---- INFORMATION GIVEN

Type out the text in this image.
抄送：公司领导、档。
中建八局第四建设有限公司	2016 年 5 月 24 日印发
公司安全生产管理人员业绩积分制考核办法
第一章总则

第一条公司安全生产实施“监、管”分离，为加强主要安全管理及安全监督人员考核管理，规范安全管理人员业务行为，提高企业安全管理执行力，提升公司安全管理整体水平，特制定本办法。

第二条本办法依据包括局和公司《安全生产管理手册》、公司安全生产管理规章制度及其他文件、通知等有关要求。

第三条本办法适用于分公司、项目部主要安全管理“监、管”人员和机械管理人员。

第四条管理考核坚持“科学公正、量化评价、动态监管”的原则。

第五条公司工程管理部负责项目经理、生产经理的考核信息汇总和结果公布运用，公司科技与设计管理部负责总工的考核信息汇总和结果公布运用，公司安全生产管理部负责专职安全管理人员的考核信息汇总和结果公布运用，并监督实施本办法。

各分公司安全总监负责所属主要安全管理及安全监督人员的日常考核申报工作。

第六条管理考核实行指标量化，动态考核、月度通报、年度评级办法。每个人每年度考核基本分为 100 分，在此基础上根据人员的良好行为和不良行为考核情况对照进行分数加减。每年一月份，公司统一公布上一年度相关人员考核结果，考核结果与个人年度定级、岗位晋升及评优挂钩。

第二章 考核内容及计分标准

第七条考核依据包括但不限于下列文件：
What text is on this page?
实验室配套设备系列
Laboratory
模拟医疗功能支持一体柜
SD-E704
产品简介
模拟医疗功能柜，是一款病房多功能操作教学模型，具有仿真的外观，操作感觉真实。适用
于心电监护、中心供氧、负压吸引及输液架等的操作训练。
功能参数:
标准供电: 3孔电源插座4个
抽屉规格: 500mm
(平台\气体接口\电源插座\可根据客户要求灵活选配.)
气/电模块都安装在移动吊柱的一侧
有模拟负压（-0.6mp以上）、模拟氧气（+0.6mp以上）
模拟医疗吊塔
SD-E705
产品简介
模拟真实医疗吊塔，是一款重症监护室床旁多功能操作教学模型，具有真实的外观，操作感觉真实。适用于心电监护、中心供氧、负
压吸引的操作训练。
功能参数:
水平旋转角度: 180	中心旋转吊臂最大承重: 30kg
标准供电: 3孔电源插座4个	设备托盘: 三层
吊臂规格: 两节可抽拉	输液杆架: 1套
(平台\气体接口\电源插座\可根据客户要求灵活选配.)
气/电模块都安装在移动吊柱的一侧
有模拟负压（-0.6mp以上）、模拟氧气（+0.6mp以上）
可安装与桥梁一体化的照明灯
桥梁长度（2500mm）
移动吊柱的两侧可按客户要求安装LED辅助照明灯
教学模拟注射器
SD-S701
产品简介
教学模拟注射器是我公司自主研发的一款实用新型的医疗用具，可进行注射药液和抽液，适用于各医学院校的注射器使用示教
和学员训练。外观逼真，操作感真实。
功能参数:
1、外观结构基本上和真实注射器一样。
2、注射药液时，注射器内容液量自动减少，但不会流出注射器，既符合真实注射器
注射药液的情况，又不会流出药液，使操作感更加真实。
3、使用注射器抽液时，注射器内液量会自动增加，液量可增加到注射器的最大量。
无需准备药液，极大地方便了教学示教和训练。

--------

:: STATED GOAL ::
Reproduce all the data word for word.

:: RIGHT ANSWER ::
Type out the text in this image.
抄送：公司领导、档。
中建八局第四建设有限公司	2016 年 5 月 24 日印发
公司安全生产管理人员业绩积分制考核办法
第一章总则

第一条公司安全生产实施“监、管”分离，为加强主要安全管理及安全监督人员考核管理，规范安全管理人员业务行为，提高企业安全管理执行力，提升公司安全管理整体水平，特制定本办法。

第二条本办法依据包括局和公司《安全生产管理手册》、公司安全生产管理规章制度及其他文件、通知等有关要求。

第三条本办法适用于分公司、项目部主要安全管理“监、管”人员和机械管理人员。

第四条管理考核坚持“科学公正、量化评价、动态监管”的原则。

第五条公司工程管理部负责项目经理、生产经理的考核信息汇总和结果公布运用，公司科技与设计管理部负责总工的考核信息汇总和结果公布运用，公司安全生产管理部负责专职安全管理人员的考核信息汇总和结果公布运用，并监督实施本办法。

各分公司安全总监负责所属主要安全管理及安全监督人员的日常考核申报工作。

第六条管理考核实行指标量化，动态考核、月度通报、年度评级办法。每个人每年度考核基本分为 100 分，在此基础上根据人员的良好行为和不良行为考核情况对照进行分数加减。每年一月份，公司统一公布上一年度相关人员考核结果，考核结果与个人年度定级、岗位晋升及评优挂钩。

第二章 考核内容及计分标准

第七条考核依据包括但不限于下列文件：
What text is on this page?
实验室配套设备系列
Laboratory
模拟医疗功能支持一体柜
SD-E704
产品简介
模拟医疗功能柜，是一款病房多功能操作教学模型，具有仿真的外观，操作感觉真实。适用
于心电监护、中心供氧、负压吸引及输液架等的操作训练。
功能参数:
标准供电: 3孔电源插座4个
抽屉规格: 500mm
(平台\气体接口\电源插座\可根据客户要求灵活选配.)
气/电模块都安装在移动吊柱的一侧
有模拟负压（-0.6mp以上）、模拟氧气（+0.6mp以上）
模拟医疗吊塔
SD-E705
产品简介
模拟真实医疗吊塔，是一款重症监护室床旁多功能操作教学模型，具有真实的外观，操作感觉真实。适用于心电监护、中心供氧、负
压吸引的操作训练。
功能参数:
水平旋转角度: 180	中心旋转吊臂最大承重: 30kg
标准供电: 3孔电源插座4个	设备托盘: 三层
吊臂规格: 两节可抽拉	输液杆架: 1套
(平台\气体接口\电源插座\可根据客户要求灵活选配.)
气/电模块都安装在移动吊柱的一侧
有模拟负压（-0.6mp以上）、模拟氧气（+0.6mp以上）
可安装与桥梁一体化的照明灯
桥梁长度（2500mm）
移动吊柱的两侧可按客户要求安装LED辅助照明灯
教学模拟注射器
SD-S701
产品简介
教学模拟注射器是我公司自主研发的一款实用新型的医疗用具，可进行注射药液和抽液，适用于各医学院校的注射器使用示教
和学员训练。外观逼真，操作感真实。
功能参数:
1、外观结构基本上和真实注射器一样。
2、注射药液时，注射器内容液量自动减少，但不会流出注射器，既符合真实注射器
注射药液的情况，又不会流出药液，使操作感更加真实。
3、使用注射器抽液时，注射器内液量会自动增加，液量可增加到注射器的最大量。
无需准备药液，极大地方便了教学示教和训练。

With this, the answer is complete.